• EXCERPTED TEXT:
- - -

Santiaguito in eruption. April 17, 2016 http://expertvagabond.com/trekking-volcano-santiaguito-guatemala/
Santiguito is the name of a dome complex that grew out of the partial flank collapse scar of the Santa Maria volcano following its VEI 6 eruption in 1902. It began erupting in 1922 and has been in near continuous eruption since its formation.

Santiaguito and Santa Maria on a quiet day. http://volcano.si.edu/volcano.cfm?vn=342030
Recent activity has included pyroclastic flows, explosions and ash fall.
Web cams can be found here (courtesy Volcano Discovery): http://webcams.volcanodiscovery.com/Santiaguito

Feb 3, 2016 eruption https://www.sott.net/article/311823-New-eruption-at-Santiaguito-volcano-in-Guatemala
Michigan Technological University Geology Department has a presence in Guatemala assisting Guatemalan geologists with monitoring and reporting of a number of active volcanoes. http://www.geo.mtu.edu/volcanoes/Volcanoes/Index.html

Feb 3, 2016 eruption showing Santa Maria scarp and pyroclastic flow from Santiaguito https://www.sott.net/article/311823-New-eruption-at-Santiaguito-volcano-in-Guatemala
Volcano
Santa Maria is a 3,770 m tall stratovolcano that is part of the Sierra Madre line of volcanoes which extend NW to SE parallel to the coast of western Guatemala. It is separated from the ocean by a broad plain. The Sierra Madre is in turn part of the Central America Volcanic Arc.

- - -

• GIVEN INFORMATION:
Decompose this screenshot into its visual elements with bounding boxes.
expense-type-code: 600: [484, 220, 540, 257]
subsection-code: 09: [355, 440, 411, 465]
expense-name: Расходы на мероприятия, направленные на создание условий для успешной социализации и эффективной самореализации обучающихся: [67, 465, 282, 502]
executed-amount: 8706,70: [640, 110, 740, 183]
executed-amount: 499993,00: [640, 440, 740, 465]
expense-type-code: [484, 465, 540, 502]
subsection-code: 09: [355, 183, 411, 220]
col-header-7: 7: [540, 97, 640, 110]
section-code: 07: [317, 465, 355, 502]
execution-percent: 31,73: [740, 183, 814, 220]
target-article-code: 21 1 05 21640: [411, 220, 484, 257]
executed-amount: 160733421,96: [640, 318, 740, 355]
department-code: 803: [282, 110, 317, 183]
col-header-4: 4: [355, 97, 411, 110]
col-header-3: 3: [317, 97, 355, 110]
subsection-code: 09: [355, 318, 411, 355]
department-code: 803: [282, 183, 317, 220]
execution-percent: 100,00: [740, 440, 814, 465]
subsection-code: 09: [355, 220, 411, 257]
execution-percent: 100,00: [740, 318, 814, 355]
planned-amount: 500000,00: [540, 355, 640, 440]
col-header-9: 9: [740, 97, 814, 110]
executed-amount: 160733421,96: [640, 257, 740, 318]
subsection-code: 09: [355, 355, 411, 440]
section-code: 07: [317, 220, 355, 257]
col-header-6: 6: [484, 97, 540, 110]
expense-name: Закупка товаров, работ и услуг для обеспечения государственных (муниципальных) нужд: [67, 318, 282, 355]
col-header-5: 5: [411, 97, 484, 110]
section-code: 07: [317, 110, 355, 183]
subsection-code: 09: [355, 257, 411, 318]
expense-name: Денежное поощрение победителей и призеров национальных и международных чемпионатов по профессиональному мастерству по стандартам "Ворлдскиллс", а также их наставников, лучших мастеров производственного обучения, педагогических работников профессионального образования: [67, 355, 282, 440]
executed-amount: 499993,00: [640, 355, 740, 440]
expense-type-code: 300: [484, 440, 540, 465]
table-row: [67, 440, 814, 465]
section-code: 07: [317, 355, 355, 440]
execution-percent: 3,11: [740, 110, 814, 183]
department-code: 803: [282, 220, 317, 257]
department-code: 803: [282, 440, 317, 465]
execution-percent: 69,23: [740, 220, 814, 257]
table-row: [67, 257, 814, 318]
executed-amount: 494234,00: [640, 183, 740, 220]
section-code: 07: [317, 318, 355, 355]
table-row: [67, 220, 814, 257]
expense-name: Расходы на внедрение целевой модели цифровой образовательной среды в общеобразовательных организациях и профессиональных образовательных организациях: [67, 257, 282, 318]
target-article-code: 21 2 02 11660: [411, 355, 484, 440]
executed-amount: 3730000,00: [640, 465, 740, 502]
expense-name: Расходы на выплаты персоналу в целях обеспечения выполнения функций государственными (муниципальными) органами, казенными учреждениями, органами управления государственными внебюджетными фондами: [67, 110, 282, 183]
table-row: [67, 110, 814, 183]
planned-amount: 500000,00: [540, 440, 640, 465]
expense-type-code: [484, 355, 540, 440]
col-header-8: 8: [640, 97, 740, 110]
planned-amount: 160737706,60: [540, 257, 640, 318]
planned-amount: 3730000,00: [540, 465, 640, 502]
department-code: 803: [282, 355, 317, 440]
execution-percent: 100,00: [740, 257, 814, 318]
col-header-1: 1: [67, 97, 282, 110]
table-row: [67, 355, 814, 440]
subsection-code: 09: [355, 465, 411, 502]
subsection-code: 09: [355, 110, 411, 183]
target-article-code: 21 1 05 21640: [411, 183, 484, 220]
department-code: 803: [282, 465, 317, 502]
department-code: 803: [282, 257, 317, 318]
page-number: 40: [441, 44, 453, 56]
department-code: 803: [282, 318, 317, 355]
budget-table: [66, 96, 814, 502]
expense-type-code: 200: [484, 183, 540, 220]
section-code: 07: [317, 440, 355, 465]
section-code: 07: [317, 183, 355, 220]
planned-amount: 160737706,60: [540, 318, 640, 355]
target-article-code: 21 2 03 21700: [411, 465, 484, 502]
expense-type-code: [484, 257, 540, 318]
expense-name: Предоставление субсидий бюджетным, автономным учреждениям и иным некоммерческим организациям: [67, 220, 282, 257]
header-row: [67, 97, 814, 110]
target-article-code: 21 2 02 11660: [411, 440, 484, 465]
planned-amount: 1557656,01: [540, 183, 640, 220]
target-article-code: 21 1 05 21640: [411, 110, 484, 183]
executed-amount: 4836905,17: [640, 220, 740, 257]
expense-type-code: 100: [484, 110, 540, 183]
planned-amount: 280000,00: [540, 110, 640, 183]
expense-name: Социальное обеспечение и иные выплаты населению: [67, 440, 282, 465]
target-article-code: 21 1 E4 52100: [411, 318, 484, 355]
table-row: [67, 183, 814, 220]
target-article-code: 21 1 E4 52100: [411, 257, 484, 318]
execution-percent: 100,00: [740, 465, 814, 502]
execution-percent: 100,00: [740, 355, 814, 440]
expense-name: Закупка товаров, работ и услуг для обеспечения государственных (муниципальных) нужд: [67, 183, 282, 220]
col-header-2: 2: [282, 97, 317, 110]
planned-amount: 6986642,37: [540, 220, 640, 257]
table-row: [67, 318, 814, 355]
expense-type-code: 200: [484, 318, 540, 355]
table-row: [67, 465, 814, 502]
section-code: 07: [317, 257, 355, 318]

- - -

• EXERCISES:
A: List the kinds of recent activity that the text on Santiaguito volcano names.
B: Write the next part of the text on Santiaguito volcano, picking up after its final sentence.
The data has no connection to the text on Santiaguito volcano.

• ANSWERS IN ORDER:
A: Pyroclastic flows, explosions, and ash fall.

B:
The volcano dates back some 30,000 years. It went through several thousand years of eruptions that were small and frequent building the cone. Activity changed to long periods of quiet followed by emissions of small lava flows from vents on the cone. Its eruptive products are primarily dacite and andesite / basaltic andesite.

Santa Maria volcano scarp with Santiaguito dome complex in the foreground http://volcano.si.edu

Santiaguito dome complex from Santa Maria summit. Dec. 2007 http://www.photovolcanica.com/VolcanoInfo/Santiaguito/Santiaguito.html
The period of quiet before the 1902 eruption was at least 500 years and may have been many thousands of years long.
The 1902 eruption was one of the three most powerful in the 20th Century, exceeded only by Katmai and Pinatubo. 1902 was a tough year for eruptions in the western hemisphere as it was the same year that Mount Pelee devastated Saint-Pierre, Martinique with pyroclastic flows killing 30,000.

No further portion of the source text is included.